DIRECTION
Nothing but the line with "Transcribe the text in this document." and the lines after it, through the end of the records below, is to be repeated, exactly as it is.
•••
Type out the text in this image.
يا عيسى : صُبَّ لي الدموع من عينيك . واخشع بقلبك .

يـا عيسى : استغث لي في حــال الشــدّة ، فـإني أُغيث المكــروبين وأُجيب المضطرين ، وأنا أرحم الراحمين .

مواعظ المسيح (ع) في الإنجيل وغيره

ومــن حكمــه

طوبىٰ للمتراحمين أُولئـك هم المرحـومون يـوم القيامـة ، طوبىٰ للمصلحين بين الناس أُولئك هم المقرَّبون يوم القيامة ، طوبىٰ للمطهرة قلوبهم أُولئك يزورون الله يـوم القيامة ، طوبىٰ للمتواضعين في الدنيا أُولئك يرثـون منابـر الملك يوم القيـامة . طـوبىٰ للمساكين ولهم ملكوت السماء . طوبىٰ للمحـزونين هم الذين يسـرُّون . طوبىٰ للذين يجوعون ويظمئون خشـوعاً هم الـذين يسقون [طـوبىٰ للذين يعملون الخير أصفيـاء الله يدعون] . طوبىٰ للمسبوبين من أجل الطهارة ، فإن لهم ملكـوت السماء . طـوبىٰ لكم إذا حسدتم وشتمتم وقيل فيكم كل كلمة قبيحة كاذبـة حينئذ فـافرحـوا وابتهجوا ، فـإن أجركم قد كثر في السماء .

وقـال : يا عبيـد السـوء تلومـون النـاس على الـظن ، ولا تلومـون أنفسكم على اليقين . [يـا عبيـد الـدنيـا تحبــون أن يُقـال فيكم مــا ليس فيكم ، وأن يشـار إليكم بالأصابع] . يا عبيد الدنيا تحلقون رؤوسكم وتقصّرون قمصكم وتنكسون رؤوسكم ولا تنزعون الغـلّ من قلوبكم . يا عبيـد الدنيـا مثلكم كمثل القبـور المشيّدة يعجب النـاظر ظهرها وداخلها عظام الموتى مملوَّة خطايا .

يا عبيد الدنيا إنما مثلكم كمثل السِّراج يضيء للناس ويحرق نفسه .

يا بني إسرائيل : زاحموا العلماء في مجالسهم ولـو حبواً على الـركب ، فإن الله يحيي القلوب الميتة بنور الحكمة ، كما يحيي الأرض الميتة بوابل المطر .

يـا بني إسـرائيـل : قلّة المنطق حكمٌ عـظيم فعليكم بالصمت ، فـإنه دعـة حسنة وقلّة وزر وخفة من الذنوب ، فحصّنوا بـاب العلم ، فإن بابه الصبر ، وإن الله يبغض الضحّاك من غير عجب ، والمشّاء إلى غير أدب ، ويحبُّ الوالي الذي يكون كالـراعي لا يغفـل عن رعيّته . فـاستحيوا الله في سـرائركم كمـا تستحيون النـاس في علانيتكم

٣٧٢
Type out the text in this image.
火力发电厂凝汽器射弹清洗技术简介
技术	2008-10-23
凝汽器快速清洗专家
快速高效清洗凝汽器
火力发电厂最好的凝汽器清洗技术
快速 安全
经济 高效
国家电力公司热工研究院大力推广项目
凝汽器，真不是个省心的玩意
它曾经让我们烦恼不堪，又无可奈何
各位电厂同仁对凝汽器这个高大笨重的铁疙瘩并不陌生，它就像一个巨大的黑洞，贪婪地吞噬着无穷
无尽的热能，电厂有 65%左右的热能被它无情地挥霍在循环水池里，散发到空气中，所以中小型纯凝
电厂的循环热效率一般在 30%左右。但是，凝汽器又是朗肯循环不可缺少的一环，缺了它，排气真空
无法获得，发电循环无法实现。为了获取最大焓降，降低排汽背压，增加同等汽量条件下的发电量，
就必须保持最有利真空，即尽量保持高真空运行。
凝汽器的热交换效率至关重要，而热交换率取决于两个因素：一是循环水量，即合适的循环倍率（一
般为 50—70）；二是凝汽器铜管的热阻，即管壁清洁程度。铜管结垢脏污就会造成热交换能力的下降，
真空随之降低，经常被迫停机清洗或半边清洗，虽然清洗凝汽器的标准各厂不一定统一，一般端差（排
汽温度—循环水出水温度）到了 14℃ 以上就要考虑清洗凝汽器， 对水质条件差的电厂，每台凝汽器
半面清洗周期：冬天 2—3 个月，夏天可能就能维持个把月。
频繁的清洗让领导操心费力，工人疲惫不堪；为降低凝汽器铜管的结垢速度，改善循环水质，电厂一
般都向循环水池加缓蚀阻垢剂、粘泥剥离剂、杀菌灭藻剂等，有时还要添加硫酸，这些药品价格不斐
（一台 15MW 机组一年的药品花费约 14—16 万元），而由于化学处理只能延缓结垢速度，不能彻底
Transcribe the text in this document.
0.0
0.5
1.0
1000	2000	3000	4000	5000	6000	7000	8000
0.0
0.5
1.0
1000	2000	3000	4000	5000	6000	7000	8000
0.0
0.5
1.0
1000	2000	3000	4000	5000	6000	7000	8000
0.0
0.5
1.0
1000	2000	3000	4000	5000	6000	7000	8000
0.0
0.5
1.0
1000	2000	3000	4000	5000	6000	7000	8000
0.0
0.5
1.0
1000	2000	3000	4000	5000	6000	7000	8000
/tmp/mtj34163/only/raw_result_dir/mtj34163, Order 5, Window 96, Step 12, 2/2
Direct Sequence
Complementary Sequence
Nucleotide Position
•••
WRITTEN RESPONSE
Transcribe the text in this document.
0.0
0.5
1.0
1000	2000	3000	4000	5000	6000	7000	8000
0.0
0.5
1.0
1000	2000	3000	4000	5000	6000	7000	8000
0.0
0.5
1.0
1000	2000	3000	4000	5000	6000	7000	8000
0.0
0.5
1.0
1000	2000	3000	4000	5000	6000	7000	8000
0.0
0.5
1.0
1000	2000	3000	4000	5000	6000	7000	8000
0.0
0.5
1.0
1000	2000	3000	4000	5000	6000	7000	8000
/tmp/mtj34163/only/raw_result_dir/mtj34163, Order 5, Window 96, Step 12, 2/2
Direct Sequence
Complementary Sequence
Nucleotide Position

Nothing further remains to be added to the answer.